● **Task instructions**:
Return each line of the listing below, unchanged, and omit the images.

● **Data**:
======

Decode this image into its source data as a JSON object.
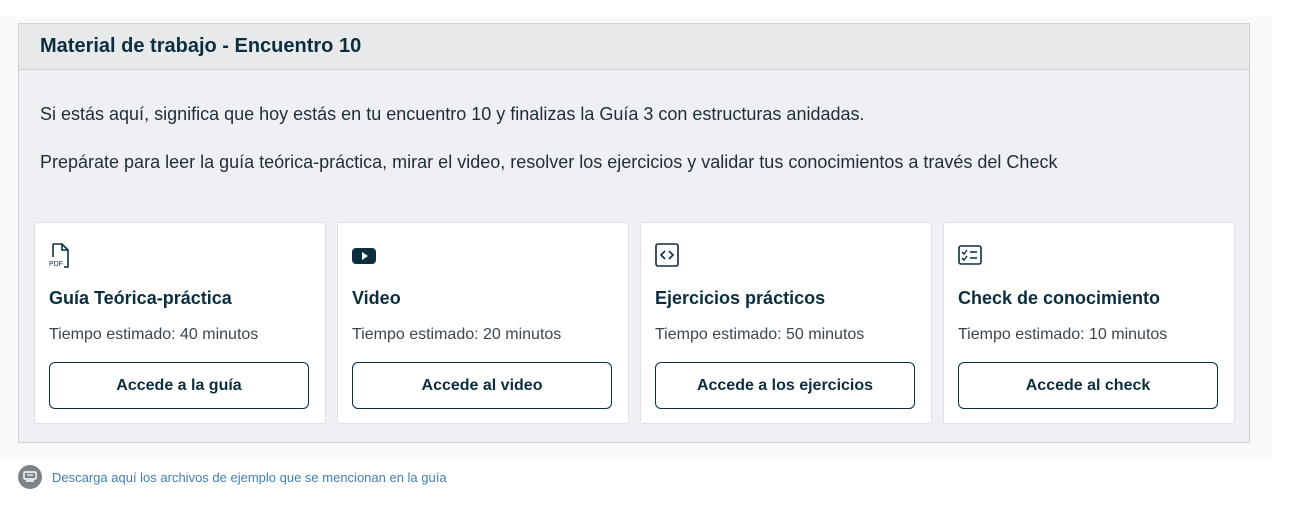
{
  "panel": {
    "title": "Material de trabajo - Encuentro 10",
    "intro_1": "Si estás aquí, significa que hoy estás en tu encuentro 10 y finalizas la Guía 3 con estructuras anidadas.",
    "intro_2": "Prepárate para leer la guía teórica-práctica, mirar el video, resolver los ejercicios y validar tus conocimientos a través del Check"
  },
  "cards": [
    {
      "icon": "pdf-file-icon",
      "icon_text": "PDF",
      "title": "Guía Teórica-práctica",
      "time": "Tiempo estimado: 40 minutos",
      "button": "Accede a la guía"
    },
    {
      "icon": "video-play-icon",
      "title": "Video",
      "time": "Tiempo estimado: 20 minutos",
      "button": "Accede al video"
    },
    {
      "icon": "code-icon",
      "title": "Ejercicios prácticos",
      "time": "Tiempo estimado: 50 minutos",
      "button": "Accede a los ejercicios"
    },
    {
      "icon": "checklist-icon",
      "title": "Check de conocimiento",
      "time": "Tiempo estimado: 10 minutos",
      "button": "Accede al check"
    }
  ],
  "download": {
    "icon": "download-icon",
    "label": "Descarga aquí los archivos de ejemplo que se mencionan en la guía"
  }
}
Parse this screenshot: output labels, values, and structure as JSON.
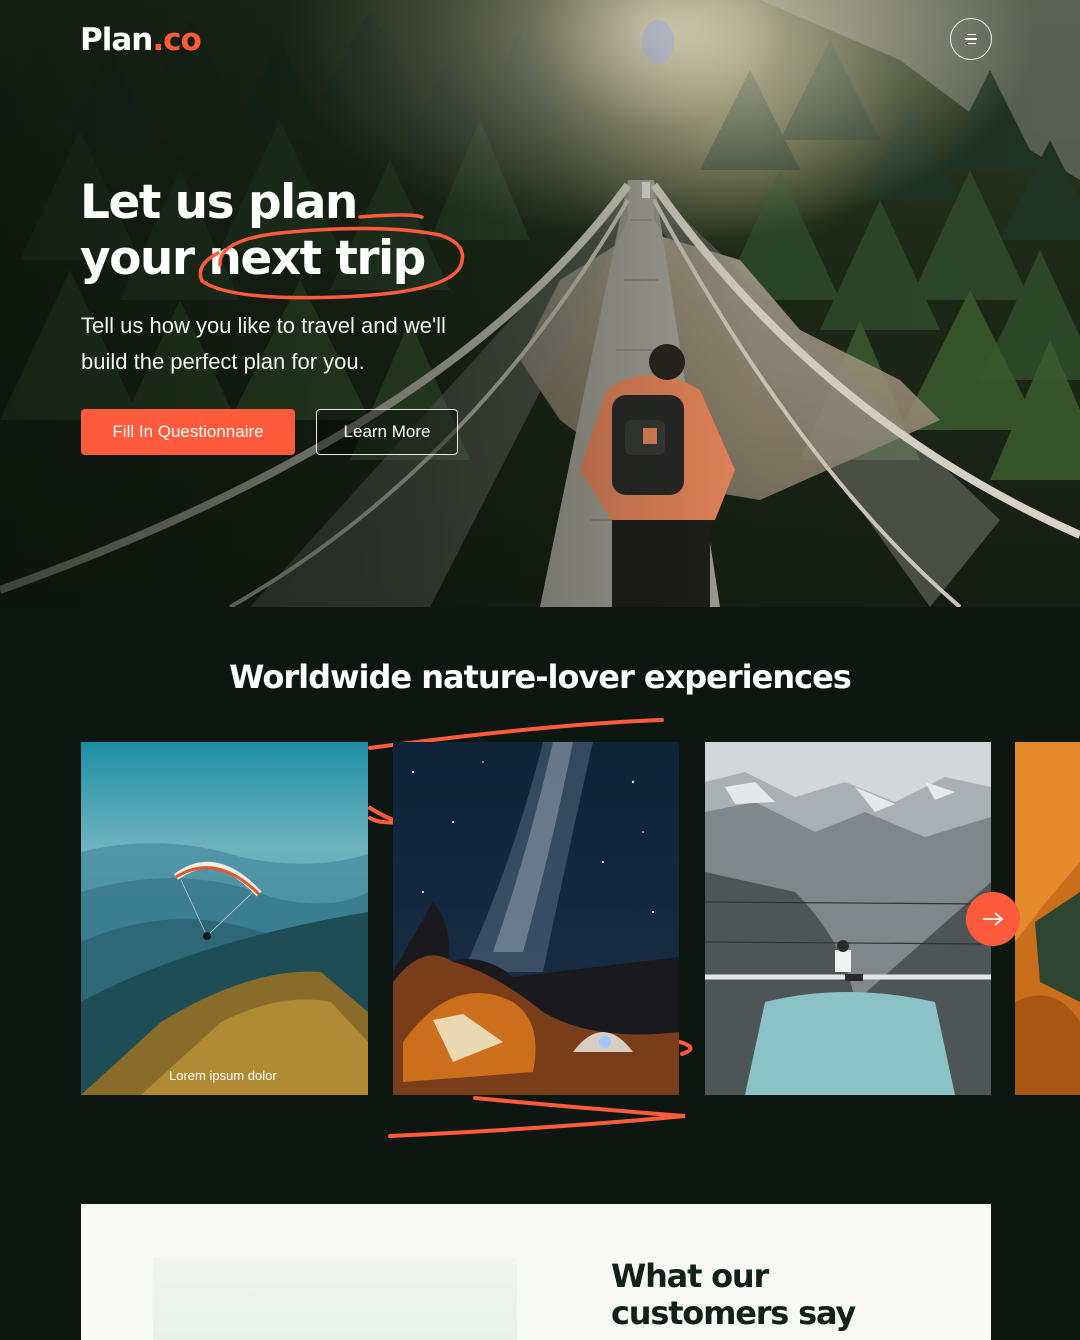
{
  "brand": {
    "logo_main": "Plan",
    "logo_suffix": ".co",
    "accent": "#ff5a3c"
  },
  "nav": {
    "menu_icon": "hamburger-menu-icon"
  },
  "hero": {
    "title_line1": "Let us plan",
    "title_line2": "your next trip",
    "subtitle": "Tell us how you like to travel and we'll build the perfect plan for you.",
    "primary_button": "Fill In Questionnaire",
    "secondary_button": "Learn More"
  },
  "experiences": {
    "heading": "Worldwide nature-lover experiences",
    "cards": [
      {
        "caption": "Lorem ipsum dolor",
        "image": "paragliding-mountains"
      },
      {
        "caption": "",
        "image": "milky-way-camping"
      },
      {
        "caption": "",
        "image": "suspension-bridge-lake"
      },
      {
        "caption": "",
        "image": "tent-interior"
      }
    ],
    "next_icon": "arrow-right-icon"
  },
  "testimonials": {
    "heading_line1": "What our",
    "heading_line2": "customers say"
  }
}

======

● **Output below**:
Decode this image into its source data as a JSON object.
{
  "panel": {
    "title": "Material de trabajo - Encuentro 10",
    "intro_1": "Si estás aquí, significa que hoy estás en tu encuentro 10 y finalizas la Guía 3 con estructuras anidadas.",
    "intro_2": "Prepárate para leer la guía teórica-práctica, mirar el video, resolver los ejercicios y validar tus conocimientos a través del Check"
  },
  "cards": [
    {
      "icon": "pdf-file-icon",
      "icon_text": "PDF",
      "title": "Guía Teórica-práctica",
      "time": "Tiempo estimado: 40 minutos",
      "button": "Accede a la guía"
    },
    {
      "icon": "video-play-icon",
      "title": "Video",
      "time": "Tiempo estimado: 20 minutos",
      "button": "Accede al video"
    },
    {
      "icon": "code-icon",
      "title": "Ejercicios prácticos",
      "time": "Tiempo estimado: 50 minutos",
      "button": "Accede a los ejercicios"
    },
    {
      "icon": "checklist-icon",
      "title": "Check de conocimiento",
      "time": "Tiempo estimado: 10 minutos",
      "button": "Accede al check"
    }
  ],
  "download": {
    "icon": "download-icon",
    "label": "Descarga aquí los archivos de ejemplo que se mencionan en la guía"
  }
}
Parse this screenshot: output labels, values, and structure as JSON.
{
  "brand": {
    "logo_main": "Plan",
    "logo_suffix": ".co",
    "accent": "#ff5a3c"
  },
  "nav": {
    "menu_icon": "hamburger-menu-icon"
  },
  "hero": {
    "title_line1": "Let us plan",
    "title_line2": "your next trip",
    "subtitle": "Tell us how you like to travel and we'll build the perfect plan for you.",
    "primary_button": "Fill In Questionnaire",
    "secondary_button": "Learn More"
  },
  "experiences": {
    "heading": "Worldwide nature-lover experiences",
    "cards": [
      {
        "caption": "Lorem ipsum dolor",
        "image": "paragliding-mountains"
      },
      {
        "caption": "",
        "image": "milky-way-camping"
      },
      {
        "caption": "",
        "image": "suspension-bridge-lake"
      },
      {
        "caption": "",
        "image": "tent-interior"
      }
    ],
    "next_icon": "arrow-right-icon"
  },
  "testimonials": {
    "heading_line1": "What our",
    "heading_line2": "customers say"
  }
}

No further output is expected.